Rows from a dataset
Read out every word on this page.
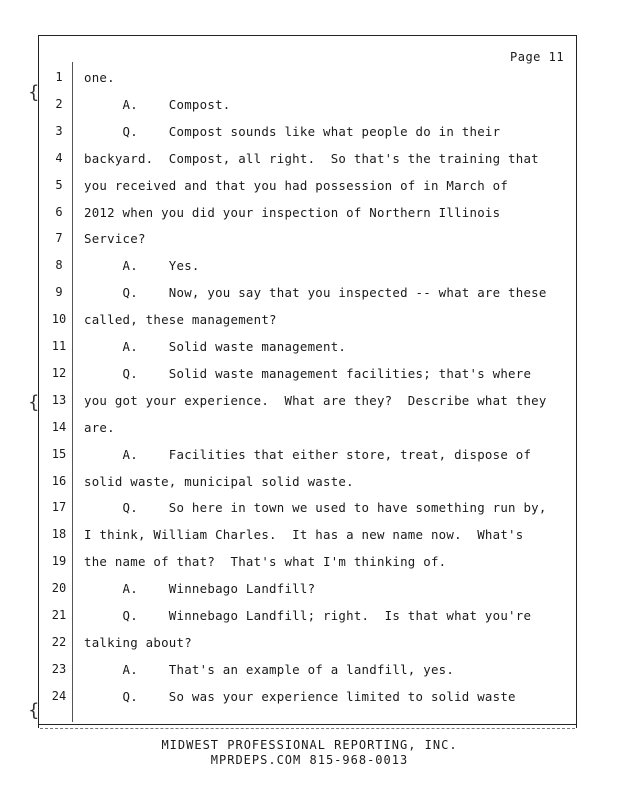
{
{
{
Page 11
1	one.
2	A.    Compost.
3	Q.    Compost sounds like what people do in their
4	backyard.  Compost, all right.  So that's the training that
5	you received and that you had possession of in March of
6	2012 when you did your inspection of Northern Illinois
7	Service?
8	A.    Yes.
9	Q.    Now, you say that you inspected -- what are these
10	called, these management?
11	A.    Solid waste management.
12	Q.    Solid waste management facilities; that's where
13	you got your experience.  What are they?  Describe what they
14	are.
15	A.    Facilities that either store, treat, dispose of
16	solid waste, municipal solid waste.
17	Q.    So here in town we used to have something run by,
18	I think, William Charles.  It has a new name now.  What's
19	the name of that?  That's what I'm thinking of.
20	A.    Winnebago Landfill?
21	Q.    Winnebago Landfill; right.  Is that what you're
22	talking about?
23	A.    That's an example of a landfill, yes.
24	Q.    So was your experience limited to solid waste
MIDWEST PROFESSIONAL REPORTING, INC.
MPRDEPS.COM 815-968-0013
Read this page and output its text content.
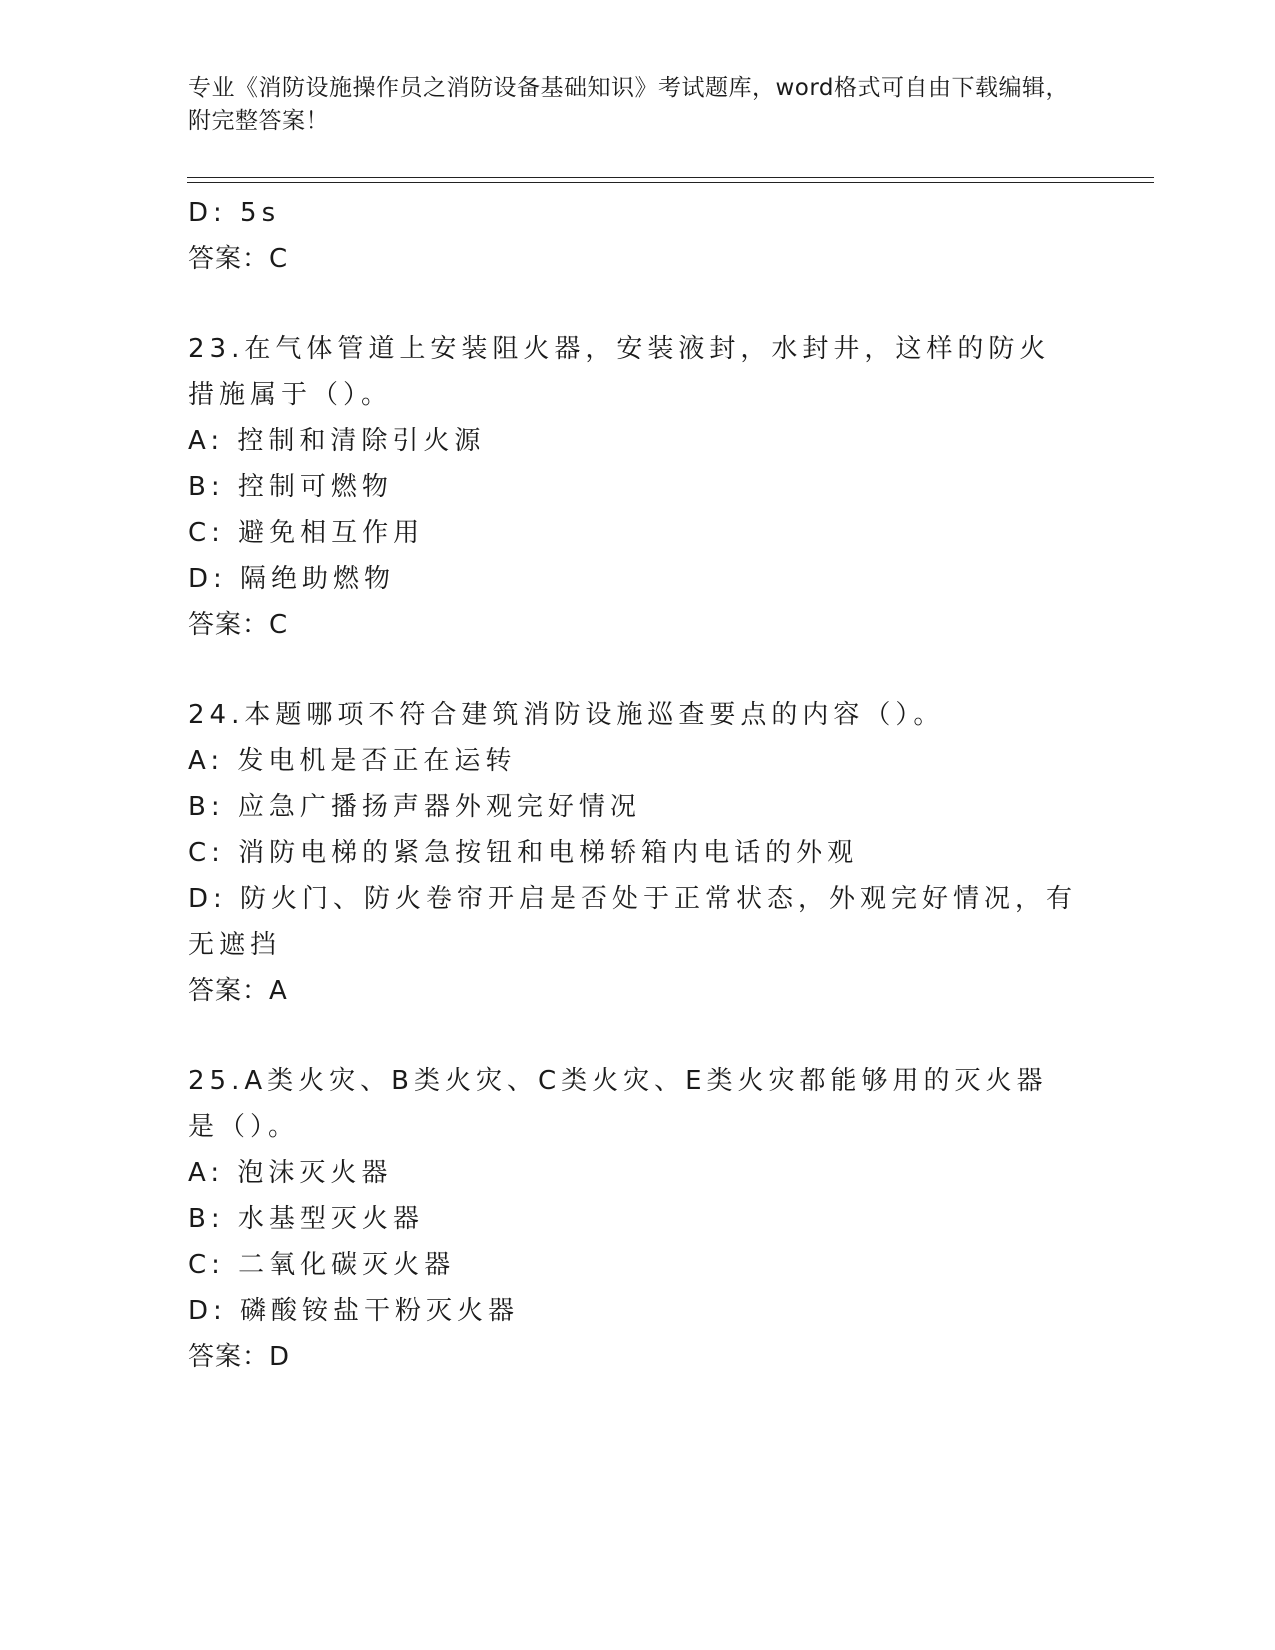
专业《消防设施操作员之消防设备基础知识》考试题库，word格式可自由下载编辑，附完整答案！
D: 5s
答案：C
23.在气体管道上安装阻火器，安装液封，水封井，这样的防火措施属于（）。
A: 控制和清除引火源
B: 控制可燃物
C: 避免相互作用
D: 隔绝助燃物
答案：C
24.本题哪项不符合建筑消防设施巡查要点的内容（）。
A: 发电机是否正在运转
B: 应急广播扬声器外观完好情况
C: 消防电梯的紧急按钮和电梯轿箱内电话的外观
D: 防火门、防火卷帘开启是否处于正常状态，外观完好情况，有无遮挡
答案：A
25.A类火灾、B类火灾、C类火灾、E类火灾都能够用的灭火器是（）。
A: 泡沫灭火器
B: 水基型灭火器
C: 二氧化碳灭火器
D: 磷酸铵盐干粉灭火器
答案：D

THE EXERCISE
Copy out every line of the material above exactly, skipping the pictures.

IN RESPONSE
Read out every word on this page.
{
{
{
Page 11
1	one.
2	A.    Compost.
3	Q.    Compost sounds like what people do in their
4	backyard.  Compost, all right.  So that's the training that
5	you received and that you had possession of in March of
6	2012 when you did your inspection of Northern Illinois
7	Service?
8	A.    Yes.
9	Q.    Now, you say that you inspected -- what are these
10	called, these management?
11	A.    Solid waste management.
12	Q.    Solid waste management facilities; that's where
13	you got your experience.  What are they?  Describe what they
14	are.
15	A.    Facilities that either store, treat, dispose of
16	solid waste, municipal solid waste.
17	Q.    So here in town we used to have something run by,
18	I think, William Charles.  It has a new name now.  What's
19	the name of that?  That's what I'm thinking of.
20	A.    Winnebago Landfill?
21	Q.    Winnebago Landfill; right.  Is that what you're
22	talking about?
23	A.    That's an example of a landfill, yes.
24	Q.    So was your experience limited to solid waste
MIDWEST PROFESSIONAL REPORTING, INC.
MPRDEPS.COM 815-968-0013
Read this page and output its text content.
专业《消防设施操作员之消防设备基础知识》考试题库，word格式可自由下载编辑，附完整答案！
D: 5s
答案：C
23.在气体管道上安装阻火器，安装液封，水封井，这样的防火措施属于（）。
A: 控制和清除引火源
B: 控制可燃物
C: 避免相互作用
D: 隔绝助燃物
答案：C
24.本题哪项不符合建筑消防设施巡查要点的内容（）。
A: 发电机是否正在运转
B: 应急广播扬声器外观完好情况
C: 消防电梯的紧急按钮和电梯轿箱内电话的外观
D: 防火门、防火卷帘开启是否处于正常状态，外观完好情况，有无遮挡
答案：A
25.A类火灾、B类火灾、C类火灾、E类火灾都能够用的灭火器是（）。
A: 泡沫灭火器
B: 水基型灭火器
C: 二氧化碳灭火器
D: 磷酸铵盐干粉灭火器
答案：D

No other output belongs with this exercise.